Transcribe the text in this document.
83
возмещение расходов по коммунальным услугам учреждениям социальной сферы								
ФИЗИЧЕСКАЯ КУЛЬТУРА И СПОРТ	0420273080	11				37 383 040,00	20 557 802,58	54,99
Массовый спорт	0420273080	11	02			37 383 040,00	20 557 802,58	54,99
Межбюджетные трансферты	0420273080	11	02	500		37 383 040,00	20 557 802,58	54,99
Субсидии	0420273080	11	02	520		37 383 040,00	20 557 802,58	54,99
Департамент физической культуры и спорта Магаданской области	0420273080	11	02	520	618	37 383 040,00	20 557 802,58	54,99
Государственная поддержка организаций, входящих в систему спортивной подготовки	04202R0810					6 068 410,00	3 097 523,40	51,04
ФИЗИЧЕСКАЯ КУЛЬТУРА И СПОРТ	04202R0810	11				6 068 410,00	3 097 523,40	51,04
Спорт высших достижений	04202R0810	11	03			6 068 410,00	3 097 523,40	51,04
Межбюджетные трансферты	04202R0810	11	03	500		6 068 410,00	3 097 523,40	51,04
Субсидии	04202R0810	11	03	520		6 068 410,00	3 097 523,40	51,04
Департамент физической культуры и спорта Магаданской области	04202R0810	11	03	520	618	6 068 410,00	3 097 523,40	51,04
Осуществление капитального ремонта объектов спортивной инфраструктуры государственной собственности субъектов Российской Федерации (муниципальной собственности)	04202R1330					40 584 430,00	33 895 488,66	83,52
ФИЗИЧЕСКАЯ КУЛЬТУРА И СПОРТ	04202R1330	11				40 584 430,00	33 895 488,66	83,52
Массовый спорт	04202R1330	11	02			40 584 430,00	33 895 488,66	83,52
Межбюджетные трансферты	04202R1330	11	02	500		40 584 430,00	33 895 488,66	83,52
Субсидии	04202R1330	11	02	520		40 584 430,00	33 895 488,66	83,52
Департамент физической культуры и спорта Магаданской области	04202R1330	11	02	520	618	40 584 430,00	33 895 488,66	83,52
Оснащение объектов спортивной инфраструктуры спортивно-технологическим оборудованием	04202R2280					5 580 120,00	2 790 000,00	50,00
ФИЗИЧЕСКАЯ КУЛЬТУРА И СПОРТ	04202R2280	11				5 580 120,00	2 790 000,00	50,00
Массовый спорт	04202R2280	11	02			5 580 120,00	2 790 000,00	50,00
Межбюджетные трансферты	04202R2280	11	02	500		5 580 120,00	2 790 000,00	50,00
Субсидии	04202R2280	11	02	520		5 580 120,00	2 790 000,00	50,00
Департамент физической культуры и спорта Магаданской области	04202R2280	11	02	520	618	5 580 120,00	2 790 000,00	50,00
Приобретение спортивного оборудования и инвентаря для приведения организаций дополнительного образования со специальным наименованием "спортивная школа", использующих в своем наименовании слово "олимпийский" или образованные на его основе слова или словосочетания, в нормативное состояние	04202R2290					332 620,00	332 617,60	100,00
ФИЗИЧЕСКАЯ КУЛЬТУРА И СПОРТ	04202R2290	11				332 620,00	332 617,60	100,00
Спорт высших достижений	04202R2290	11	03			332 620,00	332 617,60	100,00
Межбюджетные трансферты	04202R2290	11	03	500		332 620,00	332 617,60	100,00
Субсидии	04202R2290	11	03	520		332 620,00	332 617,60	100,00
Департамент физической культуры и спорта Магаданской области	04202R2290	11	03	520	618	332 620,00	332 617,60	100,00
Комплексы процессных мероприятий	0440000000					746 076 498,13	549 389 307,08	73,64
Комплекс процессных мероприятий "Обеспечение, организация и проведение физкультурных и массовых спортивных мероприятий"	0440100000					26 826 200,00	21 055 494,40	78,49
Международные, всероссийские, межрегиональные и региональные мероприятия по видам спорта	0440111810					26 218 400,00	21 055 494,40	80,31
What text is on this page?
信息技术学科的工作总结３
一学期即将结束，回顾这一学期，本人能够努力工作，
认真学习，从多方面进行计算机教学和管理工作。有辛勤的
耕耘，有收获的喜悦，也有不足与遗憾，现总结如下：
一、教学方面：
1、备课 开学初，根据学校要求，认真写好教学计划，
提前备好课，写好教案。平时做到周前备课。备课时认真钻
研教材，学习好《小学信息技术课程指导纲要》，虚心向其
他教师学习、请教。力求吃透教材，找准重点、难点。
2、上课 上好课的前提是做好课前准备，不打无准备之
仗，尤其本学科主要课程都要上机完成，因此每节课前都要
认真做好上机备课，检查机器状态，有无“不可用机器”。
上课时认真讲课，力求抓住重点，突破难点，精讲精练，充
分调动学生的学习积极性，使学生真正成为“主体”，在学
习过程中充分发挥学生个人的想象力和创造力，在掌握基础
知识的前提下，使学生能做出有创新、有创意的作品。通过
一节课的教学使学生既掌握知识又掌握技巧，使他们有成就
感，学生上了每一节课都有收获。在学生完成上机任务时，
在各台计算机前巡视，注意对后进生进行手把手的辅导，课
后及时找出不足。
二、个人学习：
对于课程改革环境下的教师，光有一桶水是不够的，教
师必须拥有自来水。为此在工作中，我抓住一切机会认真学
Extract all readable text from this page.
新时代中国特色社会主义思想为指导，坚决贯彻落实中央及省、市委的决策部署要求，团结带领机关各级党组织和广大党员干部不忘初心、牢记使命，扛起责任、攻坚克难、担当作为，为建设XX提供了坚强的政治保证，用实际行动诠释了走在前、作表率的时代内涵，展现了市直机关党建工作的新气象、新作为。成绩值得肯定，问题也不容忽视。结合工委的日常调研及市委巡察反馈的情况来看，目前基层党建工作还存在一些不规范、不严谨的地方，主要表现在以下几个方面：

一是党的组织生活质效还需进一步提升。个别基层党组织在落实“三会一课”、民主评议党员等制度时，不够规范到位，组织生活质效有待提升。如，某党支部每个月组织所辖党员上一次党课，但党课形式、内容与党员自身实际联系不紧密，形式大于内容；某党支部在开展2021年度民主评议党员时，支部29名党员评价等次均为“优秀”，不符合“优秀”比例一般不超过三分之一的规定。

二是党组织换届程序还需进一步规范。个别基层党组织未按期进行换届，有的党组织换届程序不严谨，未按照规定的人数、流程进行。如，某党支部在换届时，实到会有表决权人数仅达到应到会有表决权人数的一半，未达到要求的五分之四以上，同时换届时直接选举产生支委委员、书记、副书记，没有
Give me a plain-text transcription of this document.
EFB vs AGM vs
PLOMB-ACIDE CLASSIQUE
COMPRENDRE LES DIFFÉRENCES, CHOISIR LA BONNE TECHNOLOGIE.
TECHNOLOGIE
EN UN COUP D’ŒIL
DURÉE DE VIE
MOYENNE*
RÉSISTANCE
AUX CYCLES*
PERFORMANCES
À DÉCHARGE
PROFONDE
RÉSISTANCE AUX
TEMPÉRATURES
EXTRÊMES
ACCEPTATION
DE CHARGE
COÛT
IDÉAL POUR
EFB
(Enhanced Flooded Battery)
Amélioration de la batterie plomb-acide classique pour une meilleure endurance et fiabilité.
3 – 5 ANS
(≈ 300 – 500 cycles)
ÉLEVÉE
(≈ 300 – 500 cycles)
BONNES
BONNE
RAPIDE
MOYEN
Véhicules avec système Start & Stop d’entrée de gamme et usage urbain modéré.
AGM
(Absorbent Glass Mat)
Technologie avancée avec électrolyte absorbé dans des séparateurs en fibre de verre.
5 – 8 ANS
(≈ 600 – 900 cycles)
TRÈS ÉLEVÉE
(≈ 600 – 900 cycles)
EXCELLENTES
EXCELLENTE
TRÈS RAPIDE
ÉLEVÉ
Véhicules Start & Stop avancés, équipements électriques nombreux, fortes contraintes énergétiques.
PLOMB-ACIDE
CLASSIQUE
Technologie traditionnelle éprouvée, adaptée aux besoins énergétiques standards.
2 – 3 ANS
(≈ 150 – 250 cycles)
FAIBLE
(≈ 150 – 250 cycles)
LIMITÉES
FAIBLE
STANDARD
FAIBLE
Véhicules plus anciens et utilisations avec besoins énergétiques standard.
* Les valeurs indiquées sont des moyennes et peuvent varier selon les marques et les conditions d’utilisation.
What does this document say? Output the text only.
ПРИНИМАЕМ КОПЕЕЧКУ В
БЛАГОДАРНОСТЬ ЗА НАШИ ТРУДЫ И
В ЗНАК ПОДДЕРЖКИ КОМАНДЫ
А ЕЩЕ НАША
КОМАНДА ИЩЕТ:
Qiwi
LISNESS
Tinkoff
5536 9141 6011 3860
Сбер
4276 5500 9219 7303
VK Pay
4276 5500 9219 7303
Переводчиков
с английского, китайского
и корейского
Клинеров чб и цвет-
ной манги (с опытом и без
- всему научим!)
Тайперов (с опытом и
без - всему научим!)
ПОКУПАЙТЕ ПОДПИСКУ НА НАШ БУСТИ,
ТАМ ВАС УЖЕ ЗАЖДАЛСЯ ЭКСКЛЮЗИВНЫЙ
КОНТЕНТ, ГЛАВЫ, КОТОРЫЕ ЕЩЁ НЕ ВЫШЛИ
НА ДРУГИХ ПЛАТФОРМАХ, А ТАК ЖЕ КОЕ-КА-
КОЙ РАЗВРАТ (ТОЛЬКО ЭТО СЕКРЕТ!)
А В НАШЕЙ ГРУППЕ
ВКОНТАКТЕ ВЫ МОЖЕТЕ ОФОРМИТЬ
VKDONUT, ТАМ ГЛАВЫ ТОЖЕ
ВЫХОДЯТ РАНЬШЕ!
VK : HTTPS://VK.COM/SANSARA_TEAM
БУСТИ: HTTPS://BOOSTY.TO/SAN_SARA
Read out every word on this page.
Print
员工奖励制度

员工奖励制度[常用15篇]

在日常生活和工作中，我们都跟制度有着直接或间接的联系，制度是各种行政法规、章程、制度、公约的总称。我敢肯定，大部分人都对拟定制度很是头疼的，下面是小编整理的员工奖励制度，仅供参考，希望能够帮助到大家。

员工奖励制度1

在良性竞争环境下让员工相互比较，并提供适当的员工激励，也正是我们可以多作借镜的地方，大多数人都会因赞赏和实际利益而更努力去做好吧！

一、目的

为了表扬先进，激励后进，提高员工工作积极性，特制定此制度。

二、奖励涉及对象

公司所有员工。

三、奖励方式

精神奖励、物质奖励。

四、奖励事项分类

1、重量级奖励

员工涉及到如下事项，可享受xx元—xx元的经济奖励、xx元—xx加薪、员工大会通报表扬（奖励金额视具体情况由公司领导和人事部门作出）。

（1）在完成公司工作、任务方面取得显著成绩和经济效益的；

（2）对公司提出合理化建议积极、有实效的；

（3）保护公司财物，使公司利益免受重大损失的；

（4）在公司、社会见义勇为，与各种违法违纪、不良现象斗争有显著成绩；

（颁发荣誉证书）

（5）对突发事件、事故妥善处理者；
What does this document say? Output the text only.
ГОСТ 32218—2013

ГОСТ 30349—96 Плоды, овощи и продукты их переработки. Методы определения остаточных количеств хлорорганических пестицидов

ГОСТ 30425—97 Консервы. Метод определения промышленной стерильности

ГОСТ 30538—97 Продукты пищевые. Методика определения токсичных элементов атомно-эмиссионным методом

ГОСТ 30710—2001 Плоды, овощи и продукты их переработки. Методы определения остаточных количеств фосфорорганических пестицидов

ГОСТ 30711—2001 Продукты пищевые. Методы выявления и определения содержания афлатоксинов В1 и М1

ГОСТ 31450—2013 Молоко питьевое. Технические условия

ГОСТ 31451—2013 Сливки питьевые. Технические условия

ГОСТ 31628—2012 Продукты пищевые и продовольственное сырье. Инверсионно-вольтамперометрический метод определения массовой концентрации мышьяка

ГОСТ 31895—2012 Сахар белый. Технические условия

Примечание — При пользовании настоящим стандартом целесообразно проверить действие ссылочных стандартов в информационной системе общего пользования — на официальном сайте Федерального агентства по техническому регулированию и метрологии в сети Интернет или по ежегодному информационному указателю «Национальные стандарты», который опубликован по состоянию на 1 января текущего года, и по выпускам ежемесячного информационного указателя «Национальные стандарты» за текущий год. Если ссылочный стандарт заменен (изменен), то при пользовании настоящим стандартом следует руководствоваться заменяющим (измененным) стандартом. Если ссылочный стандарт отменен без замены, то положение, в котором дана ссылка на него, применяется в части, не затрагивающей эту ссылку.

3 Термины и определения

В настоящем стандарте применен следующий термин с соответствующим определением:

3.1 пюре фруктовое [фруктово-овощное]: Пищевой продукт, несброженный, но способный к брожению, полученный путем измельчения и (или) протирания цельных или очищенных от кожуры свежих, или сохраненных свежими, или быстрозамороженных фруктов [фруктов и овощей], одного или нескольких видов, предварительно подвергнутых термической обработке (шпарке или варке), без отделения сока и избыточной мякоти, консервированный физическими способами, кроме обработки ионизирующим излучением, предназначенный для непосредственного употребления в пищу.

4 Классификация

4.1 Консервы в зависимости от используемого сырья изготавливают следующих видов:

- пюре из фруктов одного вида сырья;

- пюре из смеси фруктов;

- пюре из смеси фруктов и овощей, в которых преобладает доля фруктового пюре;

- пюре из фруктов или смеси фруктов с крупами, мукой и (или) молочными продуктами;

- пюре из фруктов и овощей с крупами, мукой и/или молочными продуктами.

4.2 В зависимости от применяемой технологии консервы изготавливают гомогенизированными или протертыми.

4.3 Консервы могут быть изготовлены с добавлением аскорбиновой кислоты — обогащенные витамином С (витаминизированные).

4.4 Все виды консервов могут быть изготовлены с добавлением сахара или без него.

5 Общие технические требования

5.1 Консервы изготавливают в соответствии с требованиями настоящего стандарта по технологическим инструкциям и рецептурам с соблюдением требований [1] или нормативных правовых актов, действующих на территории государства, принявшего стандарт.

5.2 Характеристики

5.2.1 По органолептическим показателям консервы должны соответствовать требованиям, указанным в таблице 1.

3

- Problem details: For the listing above, identify each line bearing "Методы".

- Solved problem:
ГОСТ 30349—96 Плоды, овощи и продукты их переработки. Методы определения остаточных количеств хлорорганических пестицидов
ГОСТ 30710—2001 Плоды, овощи и продукты их переработки. Методы определения остаточных количеств фосфорорганических пестицидов
ГОСТ 30711—2001 Продукты пищевые. Методы выявления и определения содержания афлатоксинов В1 и М1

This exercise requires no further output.